> [Exercise aim] Copy out every record below with complete accuracy.

> [Entries provided]
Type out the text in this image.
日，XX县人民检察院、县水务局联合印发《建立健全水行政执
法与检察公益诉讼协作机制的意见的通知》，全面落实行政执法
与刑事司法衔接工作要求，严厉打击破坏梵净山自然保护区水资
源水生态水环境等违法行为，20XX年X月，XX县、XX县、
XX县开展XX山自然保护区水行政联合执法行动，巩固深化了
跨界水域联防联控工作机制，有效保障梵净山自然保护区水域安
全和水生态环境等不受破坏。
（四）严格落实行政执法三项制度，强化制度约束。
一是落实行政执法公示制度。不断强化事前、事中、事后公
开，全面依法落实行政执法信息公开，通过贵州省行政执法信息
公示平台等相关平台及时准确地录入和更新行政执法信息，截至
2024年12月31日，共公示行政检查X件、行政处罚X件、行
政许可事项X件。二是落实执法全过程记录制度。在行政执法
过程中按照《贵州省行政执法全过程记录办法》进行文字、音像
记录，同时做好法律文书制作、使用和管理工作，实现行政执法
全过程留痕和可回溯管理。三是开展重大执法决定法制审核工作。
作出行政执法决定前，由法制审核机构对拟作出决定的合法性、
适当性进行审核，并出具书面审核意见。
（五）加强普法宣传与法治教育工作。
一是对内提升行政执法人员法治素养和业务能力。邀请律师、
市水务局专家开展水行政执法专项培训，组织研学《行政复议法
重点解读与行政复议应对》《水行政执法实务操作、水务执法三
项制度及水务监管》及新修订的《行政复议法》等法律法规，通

> [The reply]
Type out the text in this image.
日，XX县人民检察院、县水务局联合印发《建立健全水行政执
法与检察公益诉讼协作机制的意见的通知》，全面落实行政执法
与刑事司法衔接工作要求，严厉打击破坏梵净山自然保护区水资
源水生态水环境等违法行为，20XX年X月，XX县、XX县、
XX县开展XX山自然保护区水行政联合执法行动，巩固深化了
跨界水域联防联控工作机制，有效保障梵净山自然保护区水域安
全和水生态环境等不受破坏。
（四）严格落实行政执法三项制度，强化制度约束。
一是落实行政执法公示制度。不断强化事前、事中、事后公
开，全面依法落实行政执法信息公开，通过贵州省行政执法信息
公示平台等相关平台及时准确地录入和更新行政执法信息，截至
2024年12月31日，共公示行政检查X件、行政处罚X件、行
政许可事项X件。二是落实执法全过程记录制度。在行政执法
过程中按照《贵州省行政执法全过程记录办法》进行文字、音像
记录，同时做好法律文书制作、使用和管理工作，实现行政执法
全过程留痕和可回溯管理。三是开展重大执法决定法制审核工作。
作出行政执法决定前，由法制审核机构对拟作出决定的合法性、
适当性进行审核，并出具书面审核意见。
（五）加强普法宣传与法治教育工作。
一是对内提升行政执法人员法治素养和业务能力。邀请律师、
市水务局专家开展水行政执法专项培训，组织研学《行政复议法
重点解读与行政复议应对》《水行政执法实务操作、水务执法三
项制度及水务监管》及新修订的《行政复议法》等法律法规，通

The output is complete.